*Aim of the exercise*
Reproduce all of the data below without alteration; exclude every picture.

*Records*
● ● ● ● ● ● ●

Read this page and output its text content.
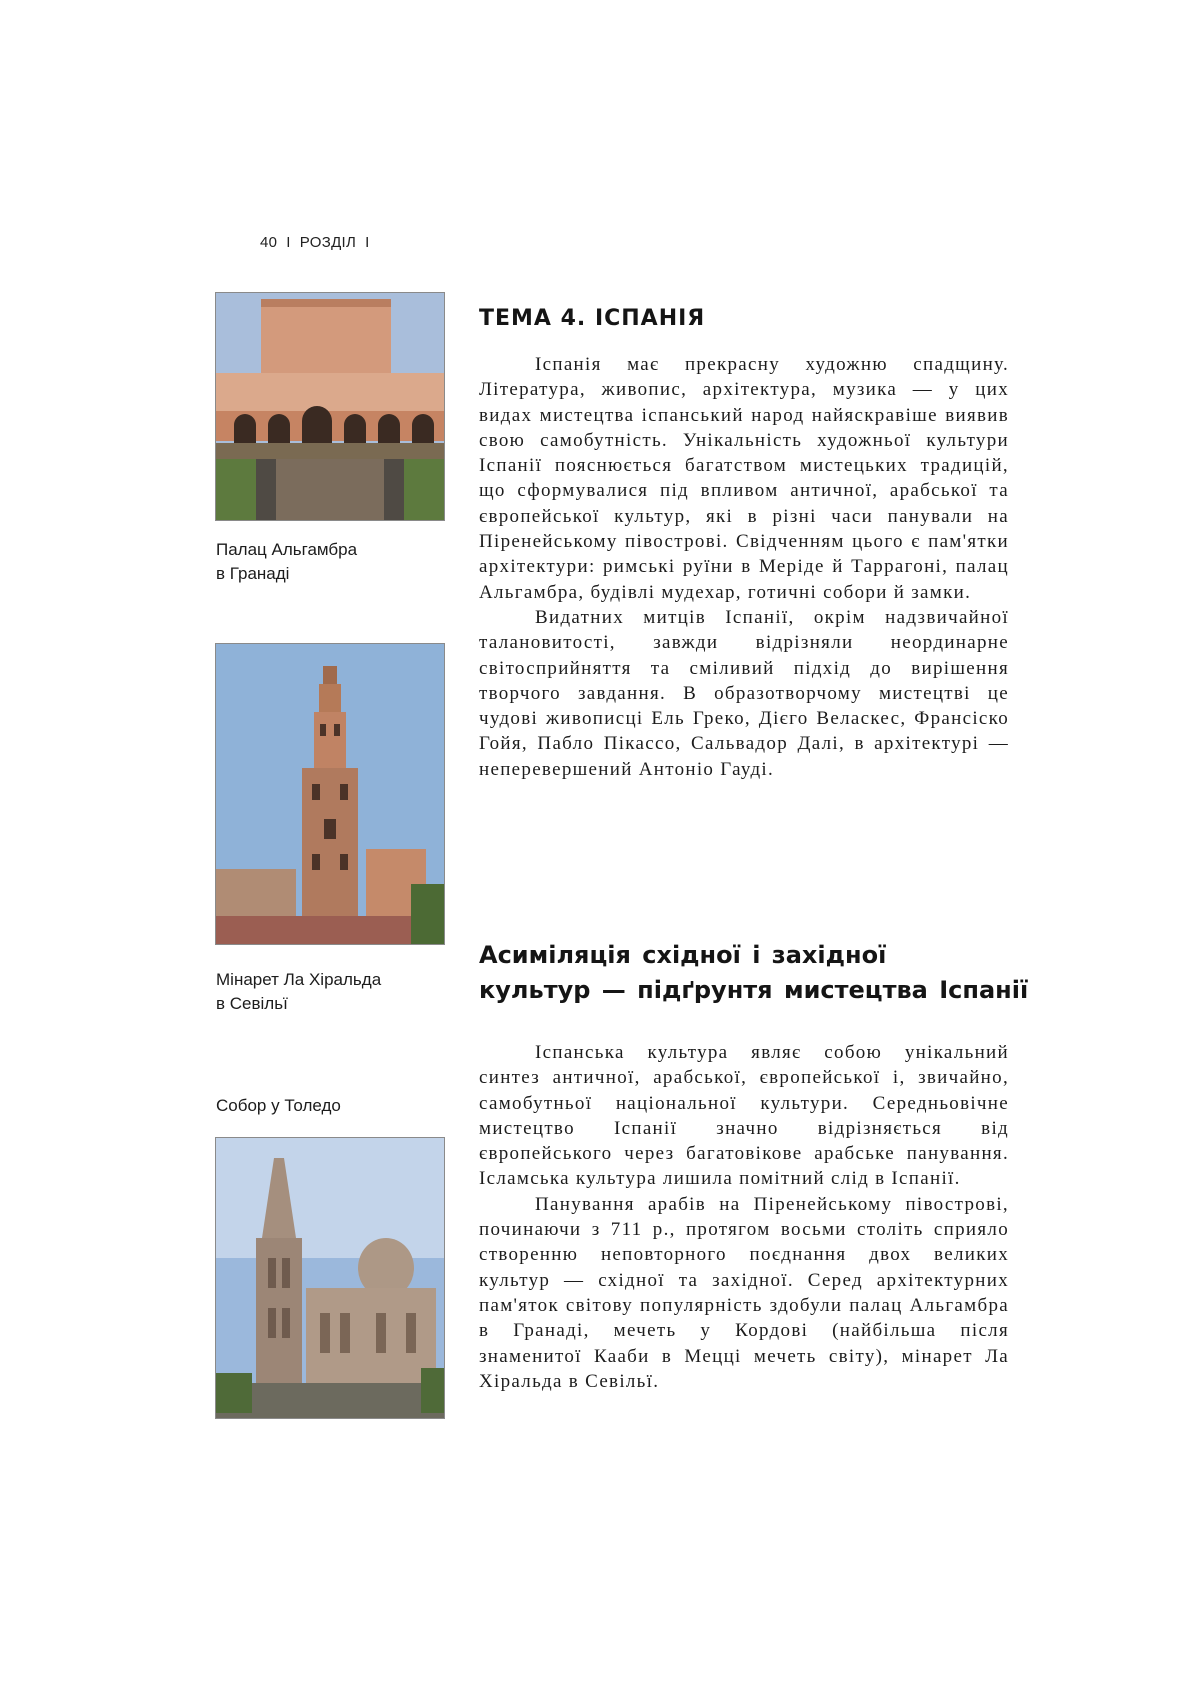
40 I РОЗДІЛ I
Палац Альгамбра
в Гранаді
Мінарет Ла Хіральда
в Севільї
Собор у Толедо
ТЕМА 4. ІСПАНІЯ

Іспанія має прекрасну художню спадщину. Література, живопис, архітектура, музика — у цих видах мистецтва іспанський народ найяскравіше виявив свою самобутність. Унікальність художньої культури Іспанії пояснюється багатством мистецьких традицій, що сформувалися під впливом античної, арабської та європейської культур, які в різні часи панували на Піренейському півострові. Свідченням цього є пам'ятки архітектури: римські руїни в Меріде й Таррагоні, палац Альгамбра, будівлі мудехар, готичні собори й замки.

Видатних митців Іспанії, окрім надзвичайної талановитості, завжди відрізняли неординарне світосприйняття та сміливий підхід до вирішення творчого завдання. В образотворчому мистецтві це чудові живописці Ель Греко, Дієго Веласкес, Франсіско Гойя, Пабло Пікассо, Сальвадор Далі, в архітектурі — неперевершений Антоніо Гауді.

Асиміляція східної і західної
культур — підґрунтя мистецтва Іспанії

Іспанська культура являє собою унікальний синтез античної, арабської, європейської і, звичайно, самобутньої національної культури. Середньовічне мистецтво Іспанії значно відрізняється від європейського через багатовікове арабське панування. Ісламська культура лишила помітний слід в Іспанії.

Панування арабів на Піренейському півострові, починаючи з 711 р., протягом восьми століть сприяло створенню неповторного поєднання двох великих культур — східної та західної. Серед архітектурних пам'яток світову популярність здобули палац Альгамбра в Гранаді, мечеть у Кордові (найбільша після знаменитої Кааби в Мецці мечеть світу), мінарет Ла Хіральда в Севільї.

● ● ● ● ● ● ●

*Solution for this task*
Read this page and output its text content.
40 I РОЗДІЛ I
Палац Альгамбра
в Гранаді
Мінарет Ла Хіральда
в Севільї
Собор у Толедо
ТЕМА 4. ІСПАНІЯ

Іспанія має прекрасну художню спадщину. Література, живопис, архітектура, музика — у цих видах мистецтва іспанський народ найяскравіше виявив свою самобутність. Унікальність художньої культури Іспанії пояснюється багатством мистецьких традицій, що сформувалися під впливом античної, арабської та європейської культур, які в різні часи панували на Піренейському півострові. Свідченням цього є пам'ятки архітектури: римські руїни в Меріде й Таррагоні, палац Альгамбра, будівлі мудехар, готичні собори й замки.

Видатних митців Іспанії, окрім надзвичайної талановитості, завжди відрізняли неординарне світосприйняття та сміливий підхід до вирішення творчого завдання. В образотворчому мистецтві це чудові живописці Ель Греко, Дієго Веласкес, Франсіско Гойя, Пабло Пікассо, Сальвадор Далі, в архітектурі — неперевершений Антоніо Гауді.

Асиміляція східної і західної
культур — підґрунтя мистецтва Іспанії

Іспанська культура являє собою унікальний синтез античної, арабської, європейської і, звичайно, самобутньої національної культури. Середньовічне мистецтво Іспанії значно відрізняється від європейського через багатовікове арабське панування. Ісламська культура лишила помітний слід в Іспанії.

Панування арабів на Піренейському півострові, починаючи з 711 р., протягом восьми століть сприяло створенню неповторного поєднання двох великих культур — східної та західної. Серед архітектурних пам'яток світову популярність здобули палац Альгамбра в Гранаді, мечеть у Кордові (найбільша після знаменитої Кааби в Мецці мечеть світу), мінарет Ла Хіральда в Севільї.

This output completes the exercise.